» **REQUIREMENT**
Find each line holding "ЧАСТЬ" and copy it out.

+ + + + +

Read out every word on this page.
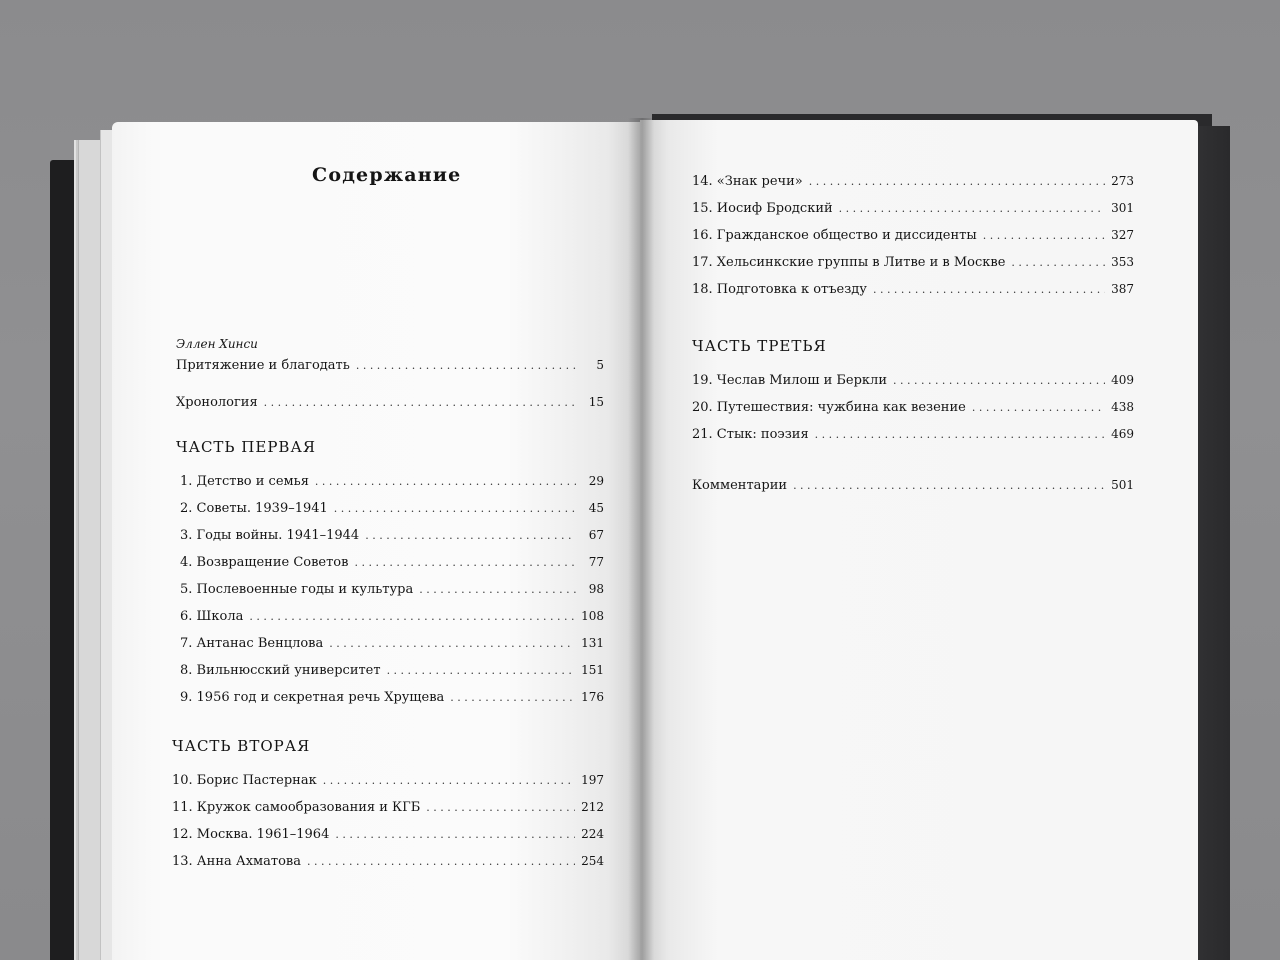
Содержание
Эллен Хинси
Притяжение и благодать . . .	5
Хронология . . .	15
ЧАСТЬ ПЕРВАЯ
1. Детство и семья . . .	29
2. Советы. 1939–1941 . . .	45
3. Годы войны. 1941–1944 . . .	67
4. Возвращение Советов . . .	77
5. Послевоенные годы и культура . . .	98
6. Школа . . .	108
7. Антанас Венцлова . . .	131
8. Вильнюсский университет . . .	151
9. 1956 год и секретная речь Хрущева . . .	176
ЧАСТЬ ВТОРАЯ
10. Борис Пастернак . . .	197
11. Кружок самообразования и КГБ . . .	212
12. Москва. 1961–1964 . . .	224
13. Анна Ахматова . . .	254
14. «Знак речи» . . .	273
15. Иосиф Бродский . . .	301
16. Гражданское общество и диссиденты . . .	327
17. Хельсинкские группы в Литве и в Москве . . .	353
18. Подготовка к отъезду . . .	387
ЧАСТЬ ТРЕТЬЯ
19. Чеслав Милош и Беркли . . .	409
20. Путешествия: чужбина как везение . . .	438
21. Стык: поэзия . . .	469
Комментарии . . .	501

+ + + + +

» **TASK SOLUTION**
ЧАСТЬ ПЕРВАЯ
ЧАСТЬ ВТОРАЯ
ЧАСТЬ ТРЕТЬЯ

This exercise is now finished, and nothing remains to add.